= Exercise task =
Exactly as written, please set down all of the entries again, with no pictures.

Data extracted from a collection:
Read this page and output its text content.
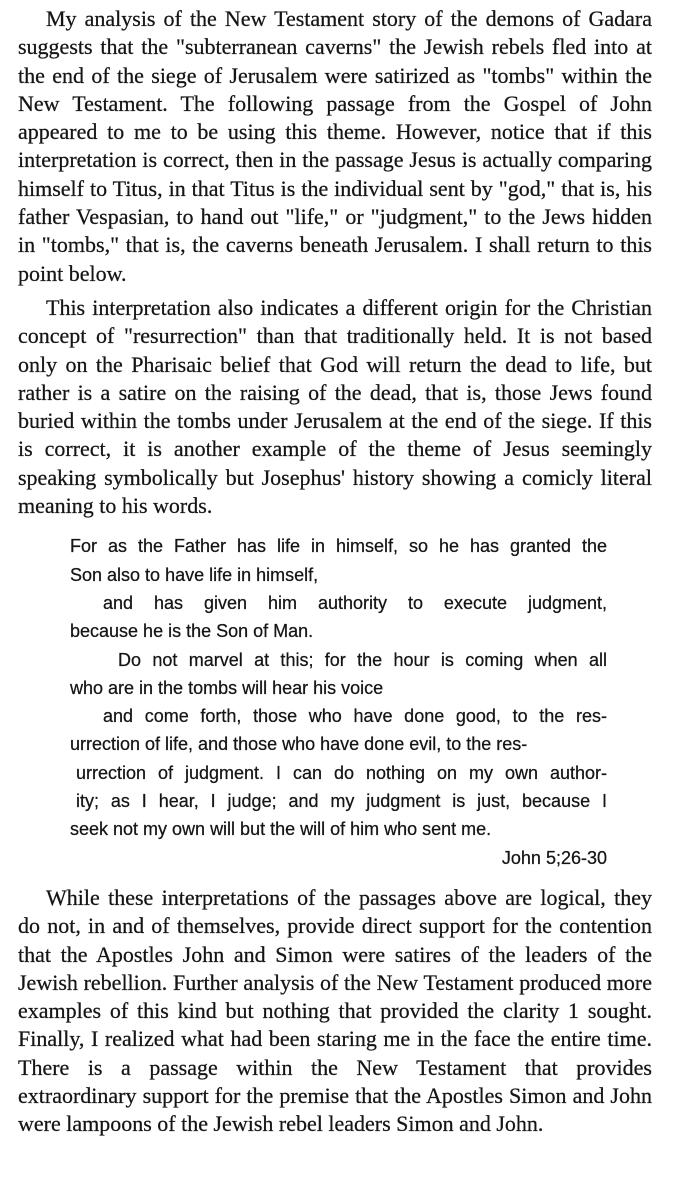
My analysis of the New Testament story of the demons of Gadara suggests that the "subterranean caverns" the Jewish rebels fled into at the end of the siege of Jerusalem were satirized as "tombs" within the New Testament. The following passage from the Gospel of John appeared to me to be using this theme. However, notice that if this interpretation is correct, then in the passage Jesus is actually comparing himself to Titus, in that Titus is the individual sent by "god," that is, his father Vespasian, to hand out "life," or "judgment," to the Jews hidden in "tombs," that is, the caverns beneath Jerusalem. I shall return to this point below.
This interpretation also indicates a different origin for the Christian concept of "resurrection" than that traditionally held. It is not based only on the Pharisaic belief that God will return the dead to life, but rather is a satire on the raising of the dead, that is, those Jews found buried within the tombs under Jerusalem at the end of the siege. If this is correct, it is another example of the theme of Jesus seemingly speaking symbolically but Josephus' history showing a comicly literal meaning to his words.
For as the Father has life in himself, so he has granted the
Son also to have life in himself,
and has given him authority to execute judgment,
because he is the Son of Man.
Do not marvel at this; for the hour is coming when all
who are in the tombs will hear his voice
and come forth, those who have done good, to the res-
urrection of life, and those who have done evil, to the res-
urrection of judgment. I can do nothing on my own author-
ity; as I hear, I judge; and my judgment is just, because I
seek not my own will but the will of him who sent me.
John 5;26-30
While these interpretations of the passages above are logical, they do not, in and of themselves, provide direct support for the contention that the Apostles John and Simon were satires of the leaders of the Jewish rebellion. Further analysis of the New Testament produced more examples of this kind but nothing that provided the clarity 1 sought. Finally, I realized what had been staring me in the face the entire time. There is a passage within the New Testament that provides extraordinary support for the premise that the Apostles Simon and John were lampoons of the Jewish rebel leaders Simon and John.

= Output for this task =
Read this page and output its text content.
My analysis of the New Testament story of the demons of Gadara suggests that the "subterranean caverns" the Jewish rebels fled into at the end of the siege of Jerusalem were satirized as "tombs" within the New Testament. The following passage from the Gospel of John appeared to me to be using this theme. However, notice that if this interpretation is correct, then in the passage Jesus is actually comparing himself to Titus, in that Titus is the individual sent by "god," that is, his father Vespasian, to hand out "life," or "judgment," to the Jews hidden in "tombs," that is, the caverns beneath Jerusalem. I shall return to this point below.
This interpretation also indicates a different origin for the Christian concept of "resurrection" than that traditionally held. It is not based only on the Pharisaic belief that God will return the dead to life, but rather is a satire on the raising of the dead, that is, those Jews found buried within the tombs under Jerusalem at the end of the siege. If this is correct, it is another example of the theme of Jesus seemingly speaking symbolically but Josephus' history showing a comicly literal meaning to his words.
For as the Father has life in himself, so he has granted the
Son also to have life in himself,
and has given him authority to execute judgment,
because he is the Son of Man.
Do not marvel at this; for the hour is coming when all
who are in the tombs will hear his voice
and come forth, those who have done good, to the res-
urrection of life, and those who have done evil, to the res-
urrection of judgment. I can do nothing on my own author-
ity; as I hear, I judge; and my judgment is just, because I
seek not my own will but the will of him who sent me.
John 5;26-30
While these interpretations of the passages above are logical, they do not, in and of themselves, provide direct support for the contention that the Apostles John and Simon were satires of the leaders of the Jewish rebellion. Further analysis of the New Testament produced more examples of this kind but nothing that provided the clarity 1 sought. Finally, I realized what had been staring me in the face the entire time. There is a passage within the New Testament that provides extraordinary support for the premise that the Apostles Simon and John were lampoons of the Jewish rebel leaders Simon and John.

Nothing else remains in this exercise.